─── Data for the task

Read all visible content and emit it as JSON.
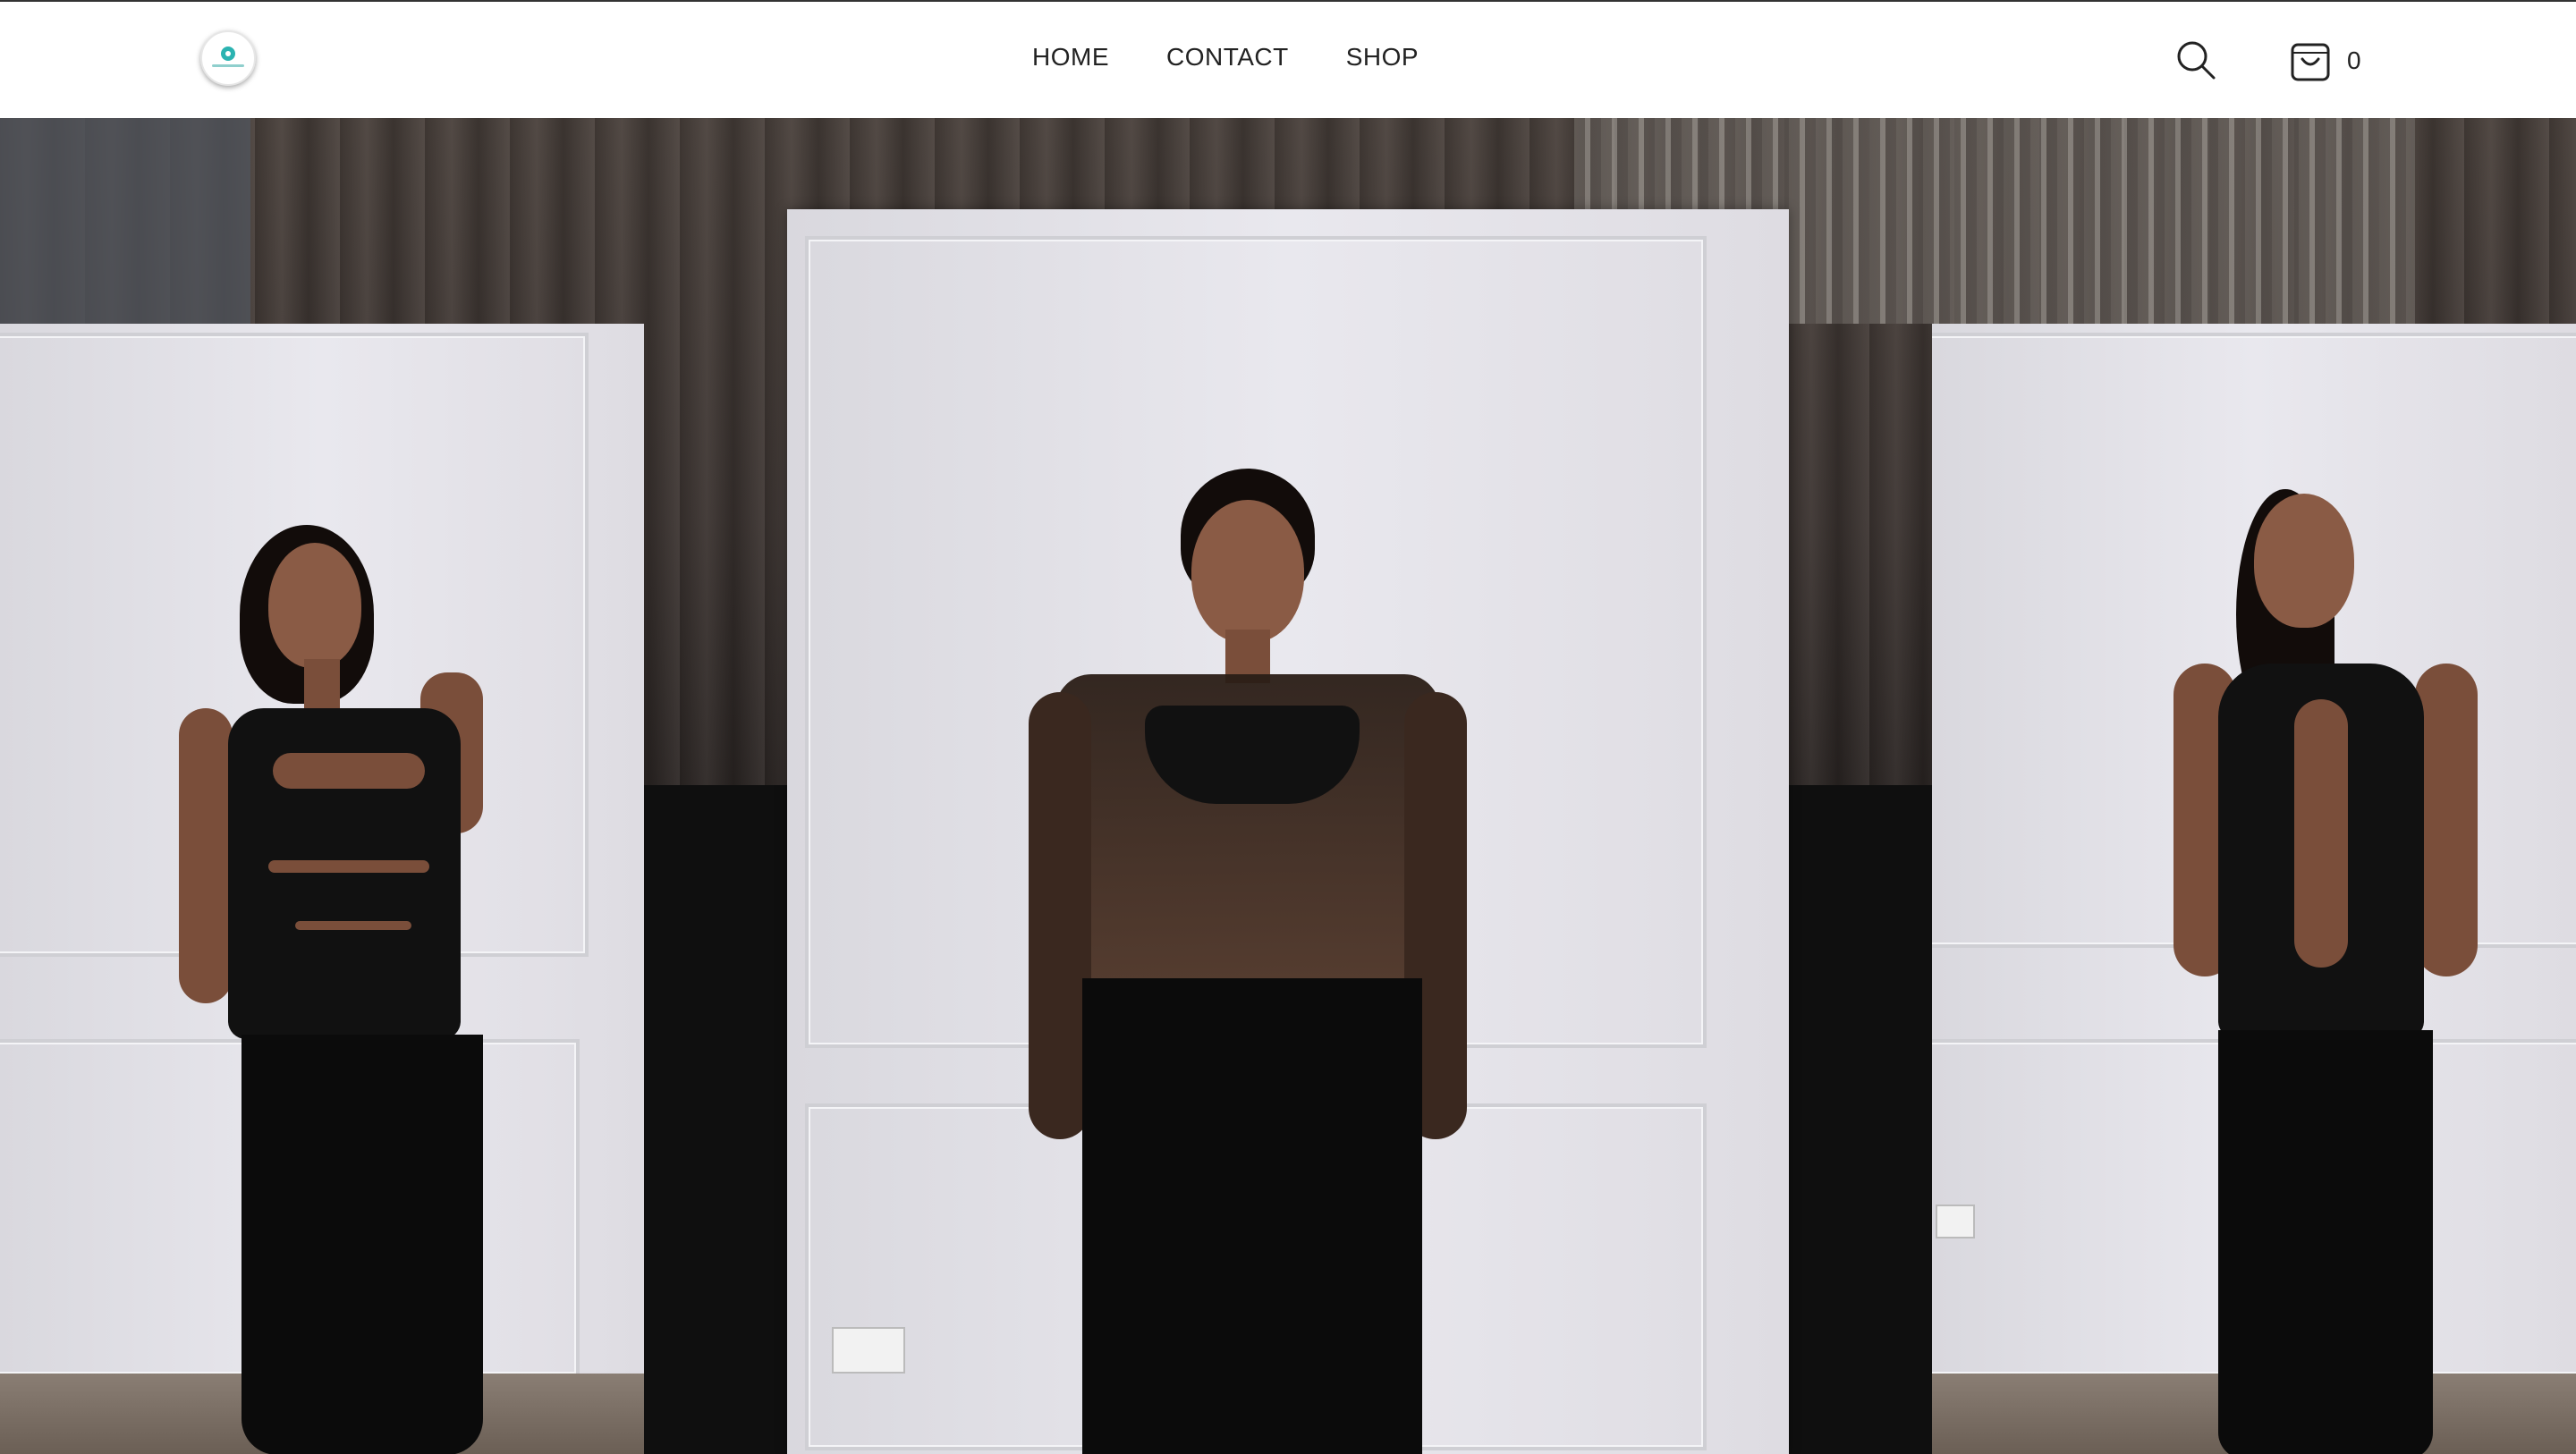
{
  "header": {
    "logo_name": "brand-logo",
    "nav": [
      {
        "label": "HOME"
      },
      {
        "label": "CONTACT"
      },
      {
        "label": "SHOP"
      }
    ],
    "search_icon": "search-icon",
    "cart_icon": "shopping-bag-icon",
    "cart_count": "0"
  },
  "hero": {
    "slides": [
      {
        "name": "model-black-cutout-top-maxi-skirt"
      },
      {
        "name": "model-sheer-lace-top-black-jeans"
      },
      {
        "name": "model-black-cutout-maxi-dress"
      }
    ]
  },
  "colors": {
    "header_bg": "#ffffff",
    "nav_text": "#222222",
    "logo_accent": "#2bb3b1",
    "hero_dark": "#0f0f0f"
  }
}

──────
─── Data for the task

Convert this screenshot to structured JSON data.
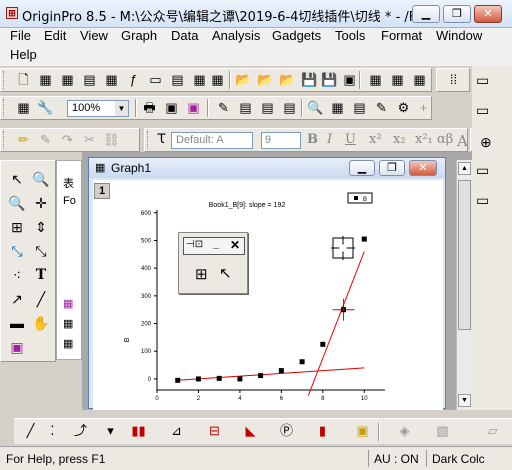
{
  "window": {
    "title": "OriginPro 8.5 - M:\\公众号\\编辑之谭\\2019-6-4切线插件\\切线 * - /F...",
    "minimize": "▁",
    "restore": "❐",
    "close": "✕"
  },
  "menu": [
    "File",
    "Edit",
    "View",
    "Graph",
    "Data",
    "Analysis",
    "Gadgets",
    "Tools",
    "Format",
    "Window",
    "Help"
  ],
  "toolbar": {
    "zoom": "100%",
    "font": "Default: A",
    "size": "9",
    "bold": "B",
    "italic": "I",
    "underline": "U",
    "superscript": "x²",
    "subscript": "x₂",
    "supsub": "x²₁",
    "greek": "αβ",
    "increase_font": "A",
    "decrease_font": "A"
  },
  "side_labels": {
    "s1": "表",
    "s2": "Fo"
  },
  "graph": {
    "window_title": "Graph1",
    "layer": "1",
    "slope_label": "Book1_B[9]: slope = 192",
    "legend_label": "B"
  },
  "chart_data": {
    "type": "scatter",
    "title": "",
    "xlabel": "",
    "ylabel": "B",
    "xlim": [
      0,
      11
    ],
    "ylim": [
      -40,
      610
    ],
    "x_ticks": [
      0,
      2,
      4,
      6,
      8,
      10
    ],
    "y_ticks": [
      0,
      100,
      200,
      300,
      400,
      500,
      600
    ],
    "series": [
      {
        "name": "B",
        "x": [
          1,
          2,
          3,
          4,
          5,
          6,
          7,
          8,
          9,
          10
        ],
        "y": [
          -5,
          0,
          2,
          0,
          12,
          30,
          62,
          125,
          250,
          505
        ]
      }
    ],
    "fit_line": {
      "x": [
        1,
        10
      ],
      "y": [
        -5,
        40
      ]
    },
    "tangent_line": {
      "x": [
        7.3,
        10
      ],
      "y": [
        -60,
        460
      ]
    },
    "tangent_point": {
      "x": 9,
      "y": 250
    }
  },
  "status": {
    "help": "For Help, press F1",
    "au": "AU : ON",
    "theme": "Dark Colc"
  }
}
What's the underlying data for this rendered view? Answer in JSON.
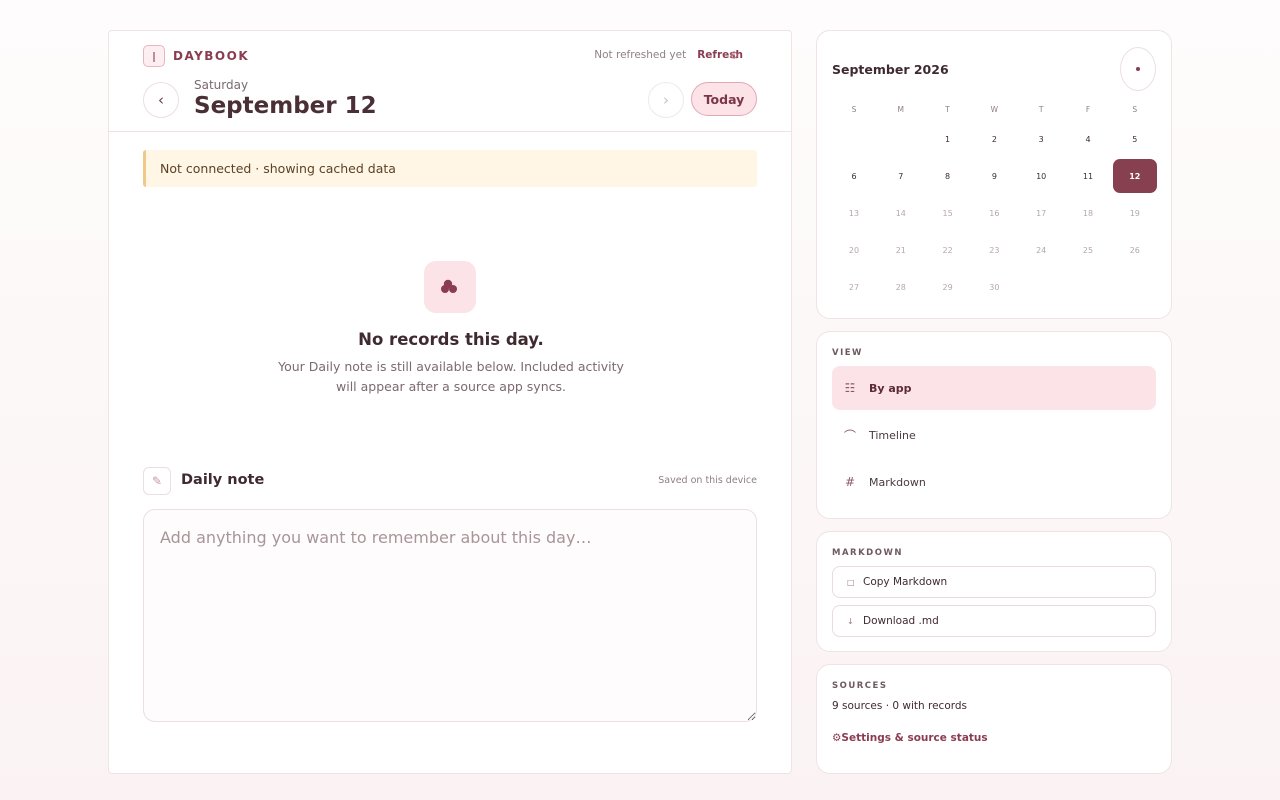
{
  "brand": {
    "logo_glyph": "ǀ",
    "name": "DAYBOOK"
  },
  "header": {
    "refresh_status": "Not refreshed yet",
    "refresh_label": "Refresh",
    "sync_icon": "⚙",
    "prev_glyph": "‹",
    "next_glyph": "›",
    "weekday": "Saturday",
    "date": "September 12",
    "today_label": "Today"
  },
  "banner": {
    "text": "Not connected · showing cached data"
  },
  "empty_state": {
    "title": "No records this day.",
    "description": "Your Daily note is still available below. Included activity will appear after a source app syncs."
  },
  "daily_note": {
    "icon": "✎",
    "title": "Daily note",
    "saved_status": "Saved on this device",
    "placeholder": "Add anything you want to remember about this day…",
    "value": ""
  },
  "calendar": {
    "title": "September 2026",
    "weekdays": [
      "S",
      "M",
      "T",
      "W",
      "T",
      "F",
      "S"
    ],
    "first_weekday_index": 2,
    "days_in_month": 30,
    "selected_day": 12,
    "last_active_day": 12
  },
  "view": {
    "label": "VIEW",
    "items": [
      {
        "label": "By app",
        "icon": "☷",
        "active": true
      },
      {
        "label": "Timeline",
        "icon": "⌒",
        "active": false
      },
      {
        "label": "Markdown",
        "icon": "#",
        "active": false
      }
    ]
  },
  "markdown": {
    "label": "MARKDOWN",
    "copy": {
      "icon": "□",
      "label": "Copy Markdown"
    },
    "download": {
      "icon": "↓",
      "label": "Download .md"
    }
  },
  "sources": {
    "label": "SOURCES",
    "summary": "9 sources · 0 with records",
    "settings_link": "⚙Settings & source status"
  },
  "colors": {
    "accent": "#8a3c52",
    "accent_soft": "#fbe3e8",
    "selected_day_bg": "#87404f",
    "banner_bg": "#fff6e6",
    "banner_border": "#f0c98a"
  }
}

──────

Copy all lines above containing the string "this".

Convert this screenshot to structured JSON data.
What's the underlying data for this rendered view? Answer in JSON.
    "title": "No records this day.",
    "saved_status": "Saved on this device",
    "placeholder": "Add anything you want to remember about this day…",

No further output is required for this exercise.